§ THE RECORDS
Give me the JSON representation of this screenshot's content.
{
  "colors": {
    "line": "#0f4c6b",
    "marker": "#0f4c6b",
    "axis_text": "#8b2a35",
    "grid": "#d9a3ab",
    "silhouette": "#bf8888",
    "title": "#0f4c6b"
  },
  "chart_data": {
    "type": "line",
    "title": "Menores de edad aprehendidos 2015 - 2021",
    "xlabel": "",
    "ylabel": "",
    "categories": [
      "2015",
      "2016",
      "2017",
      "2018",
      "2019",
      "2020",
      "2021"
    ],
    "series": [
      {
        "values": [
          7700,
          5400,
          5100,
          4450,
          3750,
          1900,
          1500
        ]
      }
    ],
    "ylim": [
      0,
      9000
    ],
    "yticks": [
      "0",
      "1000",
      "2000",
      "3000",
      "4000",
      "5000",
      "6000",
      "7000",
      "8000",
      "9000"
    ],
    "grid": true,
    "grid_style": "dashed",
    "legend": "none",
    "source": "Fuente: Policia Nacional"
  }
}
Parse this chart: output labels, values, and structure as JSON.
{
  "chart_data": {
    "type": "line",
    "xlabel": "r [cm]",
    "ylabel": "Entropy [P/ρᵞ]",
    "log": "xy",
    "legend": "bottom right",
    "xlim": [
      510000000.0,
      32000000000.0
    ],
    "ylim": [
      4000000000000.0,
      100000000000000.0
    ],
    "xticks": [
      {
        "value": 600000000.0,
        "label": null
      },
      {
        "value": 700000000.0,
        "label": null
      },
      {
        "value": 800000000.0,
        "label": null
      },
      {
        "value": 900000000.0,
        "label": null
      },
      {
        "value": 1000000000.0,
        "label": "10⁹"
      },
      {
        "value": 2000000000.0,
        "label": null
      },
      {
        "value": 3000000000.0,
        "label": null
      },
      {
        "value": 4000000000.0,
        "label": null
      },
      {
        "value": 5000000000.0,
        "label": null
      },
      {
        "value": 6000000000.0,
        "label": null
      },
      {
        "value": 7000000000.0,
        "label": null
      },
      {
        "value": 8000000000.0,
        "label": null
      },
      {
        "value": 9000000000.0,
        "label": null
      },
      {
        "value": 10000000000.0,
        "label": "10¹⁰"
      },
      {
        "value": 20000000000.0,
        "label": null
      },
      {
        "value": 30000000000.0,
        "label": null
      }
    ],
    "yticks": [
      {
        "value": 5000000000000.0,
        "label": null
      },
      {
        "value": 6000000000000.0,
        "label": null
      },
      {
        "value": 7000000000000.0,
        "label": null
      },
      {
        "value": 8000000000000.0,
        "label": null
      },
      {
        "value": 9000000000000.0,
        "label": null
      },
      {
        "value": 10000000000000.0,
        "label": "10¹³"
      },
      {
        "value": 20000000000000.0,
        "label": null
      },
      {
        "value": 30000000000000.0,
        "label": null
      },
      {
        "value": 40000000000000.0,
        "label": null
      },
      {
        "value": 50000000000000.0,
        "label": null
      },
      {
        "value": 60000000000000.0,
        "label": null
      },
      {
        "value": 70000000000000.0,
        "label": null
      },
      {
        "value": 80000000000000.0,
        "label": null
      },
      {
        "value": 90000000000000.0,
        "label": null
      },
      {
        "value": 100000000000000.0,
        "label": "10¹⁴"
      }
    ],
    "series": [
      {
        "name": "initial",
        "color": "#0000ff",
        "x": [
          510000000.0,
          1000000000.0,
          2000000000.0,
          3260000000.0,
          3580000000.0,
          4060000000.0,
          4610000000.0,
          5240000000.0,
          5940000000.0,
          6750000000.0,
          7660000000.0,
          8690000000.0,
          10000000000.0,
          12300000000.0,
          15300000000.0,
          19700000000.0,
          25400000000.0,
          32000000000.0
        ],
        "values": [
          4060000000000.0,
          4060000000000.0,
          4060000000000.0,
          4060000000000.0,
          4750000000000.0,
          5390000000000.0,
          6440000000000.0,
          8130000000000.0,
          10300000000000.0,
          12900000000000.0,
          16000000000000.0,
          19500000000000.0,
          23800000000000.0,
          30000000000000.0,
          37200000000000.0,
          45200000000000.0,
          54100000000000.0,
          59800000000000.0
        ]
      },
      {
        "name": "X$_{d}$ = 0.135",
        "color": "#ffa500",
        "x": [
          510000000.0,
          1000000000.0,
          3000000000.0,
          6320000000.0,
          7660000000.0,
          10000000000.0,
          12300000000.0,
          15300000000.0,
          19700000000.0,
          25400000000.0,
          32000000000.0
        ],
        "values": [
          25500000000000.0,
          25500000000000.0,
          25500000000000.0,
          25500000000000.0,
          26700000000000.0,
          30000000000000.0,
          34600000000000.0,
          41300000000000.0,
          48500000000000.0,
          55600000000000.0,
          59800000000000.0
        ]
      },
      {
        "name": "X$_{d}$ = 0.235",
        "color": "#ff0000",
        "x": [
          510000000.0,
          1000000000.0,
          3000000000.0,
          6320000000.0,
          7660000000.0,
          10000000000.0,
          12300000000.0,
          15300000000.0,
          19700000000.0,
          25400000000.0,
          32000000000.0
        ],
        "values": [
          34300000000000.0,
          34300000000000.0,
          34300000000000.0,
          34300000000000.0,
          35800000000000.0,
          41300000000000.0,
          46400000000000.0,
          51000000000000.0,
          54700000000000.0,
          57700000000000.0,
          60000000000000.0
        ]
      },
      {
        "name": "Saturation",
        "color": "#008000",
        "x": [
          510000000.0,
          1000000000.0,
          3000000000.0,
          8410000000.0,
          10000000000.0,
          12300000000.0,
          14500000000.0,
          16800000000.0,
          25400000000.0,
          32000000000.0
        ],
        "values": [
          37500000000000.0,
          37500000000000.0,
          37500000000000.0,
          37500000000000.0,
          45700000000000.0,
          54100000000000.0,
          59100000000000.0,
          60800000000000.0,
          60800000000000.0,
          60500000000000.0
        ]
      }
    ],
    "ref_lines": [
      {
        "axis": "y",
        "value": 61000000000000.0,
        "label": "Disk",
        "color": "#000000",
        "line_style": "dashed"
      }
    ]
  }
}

§ EXERCISE PROMPT
Output nothing but the number of lines in the data containing the string "name".

§ RIGHT ANSWER
4